Would you set down every entry shown below, precisely as written?

>> BEGIN

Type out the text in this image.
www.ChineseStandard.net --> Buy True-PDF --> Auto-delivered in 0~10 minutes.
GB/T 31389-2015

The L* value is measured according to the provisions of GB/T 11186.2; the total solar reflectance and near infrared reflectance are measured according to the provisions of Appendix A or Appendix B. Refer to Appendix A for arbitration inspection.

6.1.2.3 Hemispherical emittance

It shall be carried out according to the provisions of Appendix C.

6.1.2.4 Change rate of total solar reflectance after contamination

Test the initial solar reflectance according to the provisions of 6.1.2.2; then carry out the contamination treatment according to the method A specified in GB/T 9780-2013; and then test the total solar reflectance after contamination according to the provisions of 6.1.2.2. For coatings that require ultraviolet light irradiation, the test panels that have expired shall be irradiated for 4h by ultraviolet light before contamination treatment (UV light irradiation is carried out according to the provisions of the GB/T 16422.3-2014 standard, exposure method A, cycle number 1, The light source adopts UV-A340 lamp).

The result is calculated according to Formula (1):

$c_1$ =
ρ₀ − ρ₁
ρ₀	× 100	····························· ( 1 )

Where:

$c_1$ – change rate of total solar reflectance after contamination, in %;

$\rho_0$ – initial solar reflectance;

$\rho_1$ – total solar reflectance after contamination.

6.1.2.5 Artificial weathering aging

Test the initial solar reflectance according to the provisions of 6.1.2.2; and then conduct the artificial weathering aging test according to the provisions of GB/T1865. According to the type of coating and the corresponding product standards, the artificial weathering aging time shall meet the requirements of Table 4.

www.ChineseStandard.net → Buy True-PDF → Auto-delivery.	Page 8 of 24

>> END

**Exercise response**
Type out the text in this image.
www.ChineseStandard.net --> Buy True-PDF --> Auto-delivered in 0~10 minutes.
GB/T 31389-2015

The L* value is measured according to the provisions of GB/T 11186.2; the total solar reflectance and near infrared reflectance are measured according to the provisions of Appendix A or Appendix B. Refer to Appendix A for arbitration inspection.

6.1.2.3 Hemispherical emittance

It shall be carried out according to the provisions of Appendix C.

6.1.2.4 Change rate of total solar reflectance after contamination

Test the initial solar reflectance according to the provisions of 6.1.2.2; then carry out the contamination treatment according to the method A specified in GB/T 9780-2013; and then test the total solar reflectance after contamination according to the provisions of 6.1.2.2. For coatings that require ultraviolet light irradiation, the test panels that have expired shall be irradiated for 4h by ultraviolet light before contamination treatment (UV light irradiation is carried out according to the provisions of the GB/T 16422.3-2014 standard, exposure method A, cycle number 1, The light source adopts UV-A340 lamp).

The result is calculated according to Formula (1):

$c_1$ =
ρ₀ − ρ₁
ρ₀	× 100	····························· ( 1 )

Where:

$c_1$ – change rate of total solar reflectance after contamination, in %;

$\rho_0$ – initial solar reflectance;

$\rho_1$ – total solar reflectance after contamination.

6.1.2.5 Artificial weathering aging

Test the initial solar reflectance according to the provisions of 6.1.2.2; and then conduct the artificial weathering aging test according to the provisions of GB/T1865. According to the type of coating and the corresponding product standards, the artificial weathering aging time shall meet the requirements of Table 4.

www.ChineseStandard.net → Buy True-PDF → Auto-delivery.	Page 8 of 24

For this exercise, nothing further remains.